> [What is required] Write out the entries verbatim and leave the images out of the copy.

[Entries taken from a collection]
******

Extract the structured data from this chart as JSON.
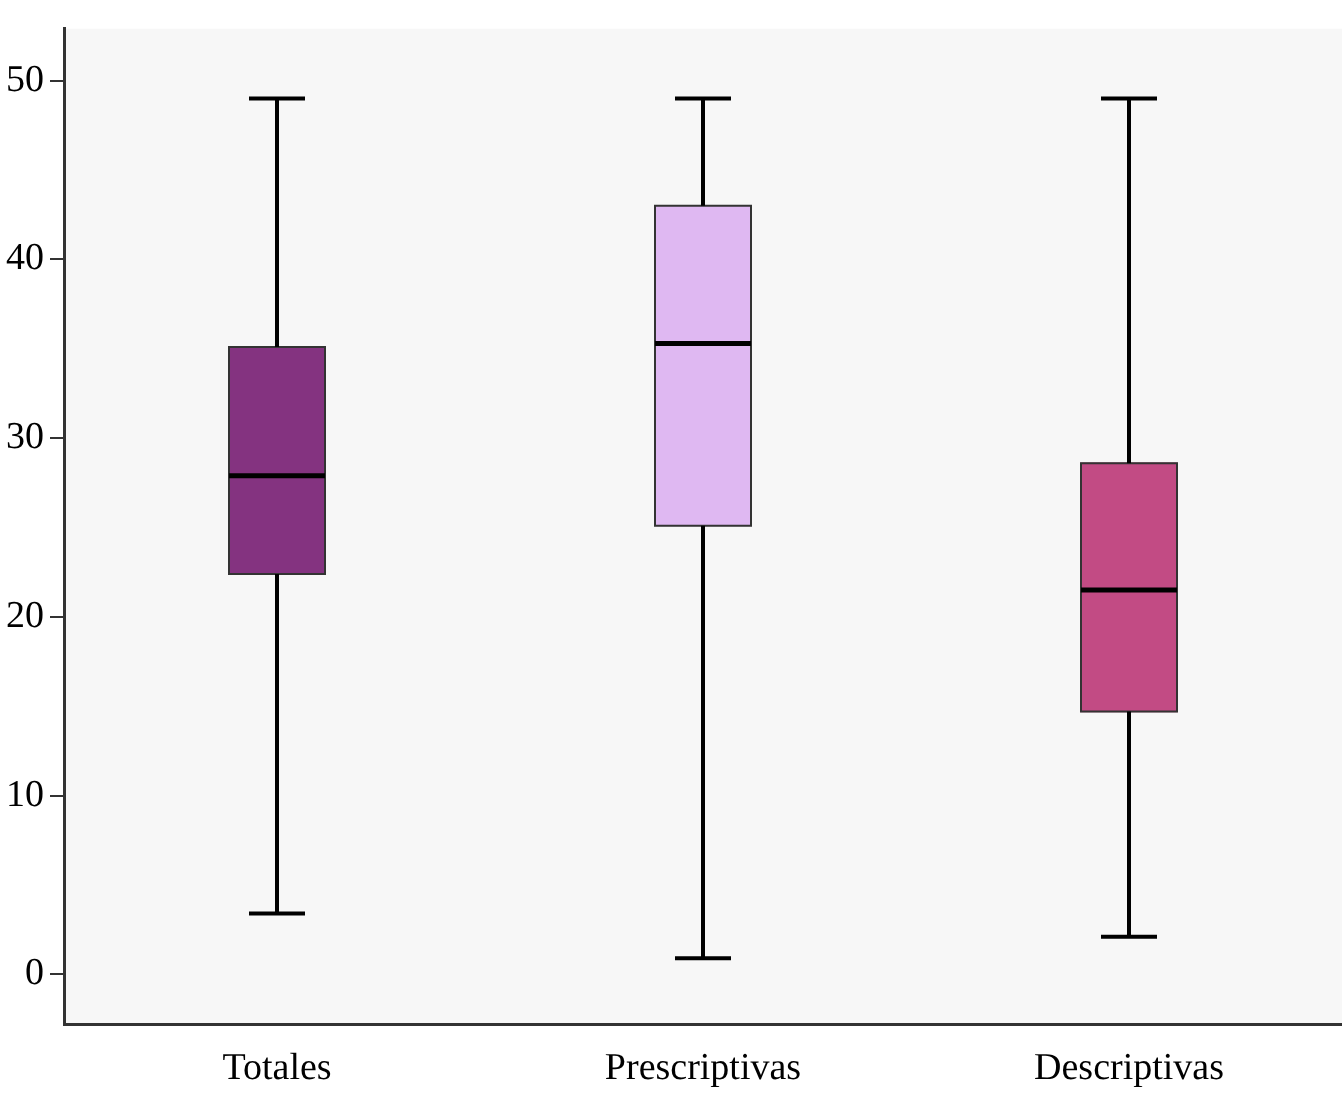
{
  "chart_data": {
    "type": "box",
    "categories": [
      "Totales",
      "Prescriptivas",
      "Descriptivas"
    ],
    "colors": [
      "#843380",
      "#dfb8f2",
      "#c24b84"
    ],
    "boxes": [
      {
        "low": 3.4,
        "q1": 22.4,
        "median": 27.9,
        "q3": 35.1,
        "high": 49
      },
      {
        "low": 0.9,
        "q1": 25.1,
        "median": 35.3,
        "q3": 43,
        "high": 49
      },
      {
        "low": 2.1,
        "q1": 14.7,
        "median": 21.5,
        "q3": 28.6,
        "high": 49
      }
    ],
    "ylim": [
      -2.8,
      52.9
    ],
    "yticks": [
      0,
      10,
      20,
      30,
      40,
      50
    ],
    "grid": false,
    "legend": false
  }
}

******

> [Expected output]
Extract the structured data from this chart as JSON.
{
  "chart_data": {
    "type": "box",
    "categories": [
      "Totales",
      "Prescriptivas",
      "Descriptivas"
    ],
    "colors": [
      "#843380",
      "#dfb8f2",
      "#c24b84"
    ],
    "boxes": [
      {
        "low": 3.4,
        "q1": 22.4,
        "median": 27.9,
        "q3": 35.1,
        "high": 49
      },
      {
        "low": 0.9,
        "q1": 25.1,
        "median": 35.3,
        "q3": 43,
        "high": 49
      },
      {
        "low": 2.1,
        "q1": 14.7,
        "median": 21.5,
        "q3": 28.6,
        "high": 49
      }
    ],
    "ylim": [
      -2.8,
      52.9
    ],
    "yticks": [
      0,
      10,
      20,
      30,
      40,
      50
    ],
    "grid": false,
    "legend": false
  }
}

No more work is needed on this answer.